## The task
Print all entries precisely as they are written.

## Records provided
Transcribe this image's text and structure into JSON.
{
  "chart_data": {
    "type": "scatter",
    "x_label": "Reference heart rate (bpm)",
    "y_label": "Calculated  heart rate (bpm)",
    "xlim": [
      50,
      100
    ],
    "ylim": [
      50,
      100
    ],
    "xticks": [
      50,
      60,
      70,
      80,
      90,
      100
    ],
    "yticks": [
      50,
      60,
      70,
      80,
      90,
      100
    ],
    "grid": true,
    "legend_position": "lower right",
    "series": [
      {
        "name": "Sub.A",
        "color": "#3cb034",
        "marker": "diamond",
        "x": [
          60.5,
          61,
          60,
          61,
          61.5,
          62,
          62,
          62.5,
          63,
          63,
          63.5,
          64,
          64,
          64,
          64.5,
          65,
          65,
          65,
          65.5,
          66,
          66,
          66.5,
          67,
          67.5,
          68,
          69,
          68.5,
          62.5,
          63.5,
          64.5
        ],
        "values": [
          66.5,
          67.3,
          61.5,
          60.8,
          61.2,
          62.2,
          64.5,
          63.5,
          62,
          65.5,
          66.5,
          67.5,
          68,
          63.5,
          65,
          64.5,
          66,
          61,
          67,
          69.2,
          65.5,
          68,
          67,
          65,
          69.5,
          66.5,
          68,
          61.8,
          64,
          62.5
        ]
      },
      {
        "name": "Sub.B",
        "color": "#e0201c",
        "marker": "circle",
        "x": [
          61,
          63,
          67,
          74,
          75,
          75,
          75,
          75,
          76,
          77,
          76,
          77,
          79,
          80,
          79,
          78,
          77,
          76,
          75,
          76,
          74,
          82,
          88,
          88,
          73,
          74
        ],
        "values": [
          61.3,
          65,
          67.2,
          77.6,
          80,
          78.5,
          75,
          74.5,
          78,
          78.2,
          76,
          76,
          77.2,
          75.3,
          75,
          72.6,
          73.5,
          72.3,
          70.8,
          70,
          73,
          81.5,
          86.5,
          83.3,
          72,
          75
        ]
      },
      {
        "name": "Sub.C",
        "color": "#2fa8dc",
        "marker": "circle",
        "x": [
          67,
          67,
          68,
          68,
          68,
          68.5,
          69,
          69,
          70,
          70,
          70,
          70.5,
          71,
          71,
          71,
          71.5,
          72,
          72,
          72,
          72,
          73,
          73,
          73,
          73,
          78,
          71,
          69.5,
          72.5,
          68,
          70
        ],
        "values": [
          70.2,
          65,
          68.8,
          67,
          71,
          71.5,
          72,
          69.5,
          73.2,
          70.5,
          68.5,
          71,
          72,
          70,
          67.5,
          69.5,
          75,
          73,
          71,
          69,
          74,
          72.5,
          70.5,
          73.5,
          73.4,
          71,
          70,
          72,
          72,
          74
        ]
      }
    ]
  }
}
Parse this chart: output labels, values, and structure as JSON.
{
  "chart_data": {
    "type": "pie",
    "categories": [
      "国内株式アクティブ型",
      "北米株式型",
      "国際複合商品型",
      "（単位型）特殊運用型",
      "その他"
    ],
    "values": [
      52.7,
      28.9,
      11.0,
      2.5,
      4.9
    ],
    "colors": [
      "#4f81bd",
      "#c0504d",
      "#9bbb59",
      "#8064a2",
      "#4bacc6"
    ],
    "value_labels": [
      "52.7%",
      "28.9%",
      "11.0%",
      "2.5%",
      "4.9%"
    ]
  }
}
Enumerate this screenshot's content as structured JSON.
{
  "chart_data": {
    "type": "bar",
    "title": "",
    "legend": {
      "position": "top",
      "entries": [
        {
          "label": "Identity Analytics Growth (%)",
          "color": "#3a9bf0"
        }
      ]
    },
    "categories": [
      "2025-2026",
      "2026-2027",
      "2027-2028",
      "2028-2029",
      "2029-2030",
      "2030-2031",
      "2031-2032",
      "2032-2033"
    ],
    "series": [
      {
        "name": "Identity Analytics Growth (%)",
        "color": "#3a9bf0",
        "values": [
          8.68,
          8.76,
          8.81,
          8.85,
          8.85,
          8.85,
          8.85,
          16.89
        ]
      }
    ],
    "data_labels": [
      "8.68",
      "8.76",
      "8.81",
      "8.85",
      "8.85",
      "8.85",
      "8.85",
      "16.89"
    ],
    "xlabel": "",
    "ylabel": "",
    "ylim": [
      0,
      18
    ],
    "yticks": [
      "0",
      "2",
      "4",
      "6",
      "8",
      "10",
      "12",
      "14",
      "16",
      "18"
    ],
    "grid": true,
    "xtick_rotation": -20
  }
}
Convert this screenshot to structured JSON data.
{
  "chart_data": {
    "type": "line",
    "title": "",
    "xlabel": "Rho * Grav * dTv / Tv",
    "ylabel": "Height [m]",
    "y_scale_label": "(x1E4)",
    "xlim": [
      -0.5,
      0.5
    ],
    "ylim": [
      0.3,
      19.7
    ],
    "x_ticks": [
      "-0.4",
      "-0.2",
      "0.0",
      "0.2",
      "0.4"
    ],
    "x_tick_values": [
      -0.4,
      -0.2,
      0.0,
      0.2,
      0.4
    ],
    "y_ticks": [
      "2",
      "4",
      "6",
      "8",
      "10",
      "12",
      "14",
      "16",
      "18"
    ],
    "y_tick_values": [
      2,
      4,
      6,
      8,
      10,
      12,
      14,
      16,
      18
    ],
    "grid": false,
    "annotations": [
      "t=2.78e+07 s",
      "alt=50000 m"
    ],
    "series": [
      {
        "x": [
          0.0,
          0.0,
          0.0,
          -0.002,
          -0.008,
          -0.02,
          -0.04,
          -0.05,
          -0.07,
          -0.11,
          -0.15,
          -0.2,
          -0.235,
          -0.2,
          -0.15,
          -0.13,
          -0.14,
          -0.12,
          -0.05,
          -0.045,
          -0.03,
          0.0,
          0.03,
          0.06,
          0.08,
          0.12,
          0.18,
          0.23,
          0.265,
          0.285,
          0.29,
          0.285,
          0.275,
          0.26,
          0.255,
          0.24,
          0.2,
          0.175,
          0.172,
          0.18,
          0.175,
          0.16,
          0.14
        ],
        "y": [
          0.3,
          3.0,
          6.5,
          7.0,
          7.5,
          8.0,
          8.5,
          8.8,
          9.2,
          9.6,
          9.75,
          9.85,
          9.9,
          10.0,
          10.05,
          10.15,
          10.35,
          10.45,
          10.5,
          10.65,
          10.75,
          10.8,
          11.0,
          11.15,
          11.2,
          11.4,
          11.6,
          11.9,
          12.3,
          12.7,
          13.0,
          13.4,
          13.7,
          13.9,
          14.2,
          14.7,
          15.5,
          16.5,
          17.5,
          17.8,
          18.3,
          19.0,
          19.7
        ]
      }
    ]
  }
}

## Answer in full
Transcribe this image's text and structure into JSON.
{
  "chart_data": {
    "type": "scatter",
    "x_label": "Reference heart rate (bpm)",
    "y_label": "Calculated  heart rate (bpm)",
    "xlim": [
      50,
      100
    ],
    "ylim": [
      50,
      100
    ],
    "xticks": [
      50,
      60,
      70,
      80,
      90,
      100
    ],
    "yticks": [
      50,
      60,
      70,
      80,
      90,
      100
    ],
    "grid": true,
    "legend_position": "lower right",
    "series": [
      {
        "name": "Sub.A",
        "color": "#3cb034",
        "marker": "diamond",
        "x": [
          60.5,
          61,
          60,
          61,
          61.5,
          62,
          62,
          62.5,
          63,
          63,
          63.5,
          64,
          64,
          64,
          64.5,
          65,
          65,
          65,
          65.5,
          66,
          66,
          66.5,
          67,
          67.5,
          68,
          69,
          68.5,
          62.5,
          63.5,
          64.5
        ],
        "values": [
          66.5,
          67.3,
          61.5,
          60.8,
          61.2,
          62.2,
          64.5,
          63.5,
          62,
          65.5,
          66.5,
          67.5,
          68,
          63.5,
          65,
          64.5,
          66,
          61,
          67,
          69.2,
          65.5,
          68,
          67,
          65,
          69.5,
          66.5,
          68,
          61.8,
          64,
          62.5
        ]
      },
      {
        "name": "Sub.B",
        "color": "#e0201c",
        "marker": "circle",
        "x": [
          61,
          63,
          67,
          74,
          75,
          75,
          75,
          75,
          76,
          77,
          76,
          77,
          79,
          80,
          79,
          78,
          77,
          76,
          75,
          76,
          74,
          82,
          88,
          88,
          73,
          74
        ],
        "values": [
          61.3,
          65,
          67.2,
          77.6,
          80,
          78.5,
          75,
          74.5,
          78,
          78.2,
          76,
          76,
          77.2,
          75.3,
          75,
          72.6,
          73.5,
          72.3,
          70.8,
          70,
          73,
          81.5,
          86.5,
          83.3,
          72,
          75
        ]
      },
      {
        "name": "Sub.C",
        "color": "#2fa8dc",
        "marker": "circle",
        "x": [
          67,
          67,
          68,
          68,
          68,
          68.5,
          69,
          69,
          70,
          70,
          70,
          70.5,
          71,
          71,
          71,
          71.5,
          72,
          72,
          72,
          72,
          73,
          73,
          73,
          73,
          78,
          71,
          69.5,
          72.5,
          68,
          70
        ],
        "values": [
          70.2,
          65,
          68.8,
          67,
          71,
          71.5,
          72,
          69.5,
          73.2,
          70.5,
          68.5,
          71,
          72,
          70,
          67.5,
          69.5,
          75,
          73,
          71,
          69,
          74,
          72.5,
          70.5,
          73.5,
          73.4,
          71,
          70,
          72,
          72,
          74
        ]
      }
    ]
  }
}
Parse this chart: output labels, values, and structure as JSON.
{
  "chart_data": {
    "type": "pie",
    "categories": [
      "国内株式アクティブ型",
      "北米株式型",
      "国際複合商品型",
      "（単位型）特殊運用型",
      "その他"
    ],
    "values": [
      52.7,
      28.9,
      11.0,
      2.5,
      4.9
    ],
    "colors": [
      "#4f81bd",
      "#c0504d",
      "#9bbb59",
      "#8064a2",
      "#4bacc6"
    ],
    "value_labels": [
      "52.7%",
      "28.9%",
      "11.0%",
      "2.5%",
      "4.9%"
    ]
  }
}
Enumerate this screenshot's content as structured JSON.
{
  "chart_data": {
    "type": "bar",
    "title": "",
    "legend": {
      "position": "top",
      "entries": [
        {
          "label": "Identity Analytics Growth (%)",
          "color": "#3a9bf0"
        }
      ]
    },
    "categories": [
      "2025-2026",
      "2026-2027",
      "2027-2028",
      "2028-2029",
      "2029-2030",
      "2030-2031",
      "2031-2032",
      "2032-2033"
    ],
    "series": [
      {
        "name": "Identity Analytics Growth (%)",
        "color": "#3a9bf0",
        "values": [
          8.68,
          8.76,
          8.81,
          8.85,
          8.85,
          8.85,
          8.85,
          16.89
        ]
      }
    ],
    "data_labels": [
      "8.68",
      "8.76",
      "8.81",
      "8.85",
      "8.85",
      "8.85",
      "8.85",
      "16.89"
    ],
    "xlabel": "",
    "ylabel": "",
    "ylim": [
      0,
      18
    ],
    "yticks": [
      "0",
      "2",
      "4",
      "6",
      "8",
      "10",
      "12",
      "14",
      "16",
      "18"
    ],
    "grid": true,
    "xtick_rotation": -20
  }
}
Convert this screenshot to structured JSON data.
{
  "chart_data": {
    "type": "line",
    "title": "",
    "xlabel": "Rho * Grav * dTv / Tv",
    "ylabel": "Height [m]",
    "y_scale_label": "(x1E4)",
    "xlim": [
      -0.5,
      0.5
    ],
    "ylim": [
      0.3,
      19.7
    ],
    "x_ticks": [
      "-0.4",
      "-0.2",
      "0.0",
      "0.2",
      "0.4"
    ],
    "x_tick_values": [
      -0.4,
      -0.2,
      0.0,
      0.2,
      0.4
    ],
    "y_ticks": [
      "2",
      "4",
      "6",
      "8",
      "10",
      "12",
      "14",
      "16",
      "18"
    ],
    "y_tick_values": [
      2,
      4,
      6,
      8,
      10,
      12,
      14,
      16,
      18
    ],
    "grid": false,
    "annotations": [
      "t=2.78e+07 s",
      "alt=50000 m"
    ],
    "series": [
      {
        "x": [
          0.0,
          0.0,
          0.0,
          -0.002,
          -0.008,
          -0.02,
          -0.04,
          -0.05,
          -0.07,
          -0.11,
          -0.15,
          -0.2,
          -0.235,
          -0.2,
          -0.15,
          -0.13,
          -0.14,
          -0.12,
          -0.05,
          -0.045,
          -0.03,
          0.0,
          0.03,
          0.06,
          0.08,
          0.12,
          0.18,
          0.23,
          0.265,
          0.285,
          0.29,
          0.285,
          0.275,
          0.26,
          0.255,
          0.24,
          0.2,
          0.175,
          0.172,
          0.18,
          0.175,
          0.16,
          0.14
        ],
        "y": [
          0.3,
          3.0,
          6.5,
          7.0,
          7.5,
          8.0,
          8.5,
          8.8,
          9.2,
          9.6,
          9.75,
          9.85,
          9.9,
          10.0,
          10.05,
          10.15,
          10.35,
          10.45,
          10.5,
          10.65,
          10.75,
          10.8,
          11.0,
          11.15,
          11.2,
          11.4,
          11.6,
          11.9,
          12.3,
          12.7,
          13.0,
          13.4,
          13.7,
          13.9,
          14.2,
          14.7,
          15.5,
          16.5,
          17.5,
          17.8,
          18.3,
          19.0,
          19.7
        ]
      }
    ]
  }
}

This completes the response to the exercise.